##### Exercise material

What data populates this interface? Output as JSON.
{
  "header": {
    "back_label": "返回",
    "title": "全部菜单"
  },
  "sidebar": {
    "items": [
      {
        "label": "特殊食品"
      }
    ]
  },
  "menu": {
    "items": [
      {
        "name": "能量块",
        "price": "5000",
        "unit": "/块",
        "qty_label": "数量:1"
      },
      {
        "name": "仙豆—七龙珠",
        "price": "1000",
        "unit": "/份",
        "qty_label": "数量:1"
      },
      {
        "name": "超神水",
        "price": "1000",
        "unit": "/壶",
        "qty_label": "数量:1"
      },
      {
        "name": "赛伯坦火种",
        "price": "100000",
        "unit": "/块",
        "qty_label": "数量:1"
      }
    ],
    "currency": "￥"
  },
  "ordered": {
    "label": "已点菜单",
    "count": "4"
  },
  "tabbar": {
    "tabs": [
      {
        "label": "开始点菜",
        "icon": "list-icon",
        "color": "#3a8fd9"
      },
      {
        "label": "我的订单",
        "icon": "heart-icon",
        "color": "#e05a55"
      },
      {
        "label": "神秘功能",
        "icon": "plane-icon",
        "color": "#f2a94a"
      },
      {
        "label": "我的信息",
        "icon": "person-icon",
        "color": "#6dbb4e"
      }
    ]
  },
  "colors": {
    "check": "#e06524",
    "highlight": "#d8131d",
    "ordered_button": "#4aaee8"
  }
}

##########

### [What this task involves]
The word "icon" appears in how many lines of the records? Give the number only.

### [The output]
4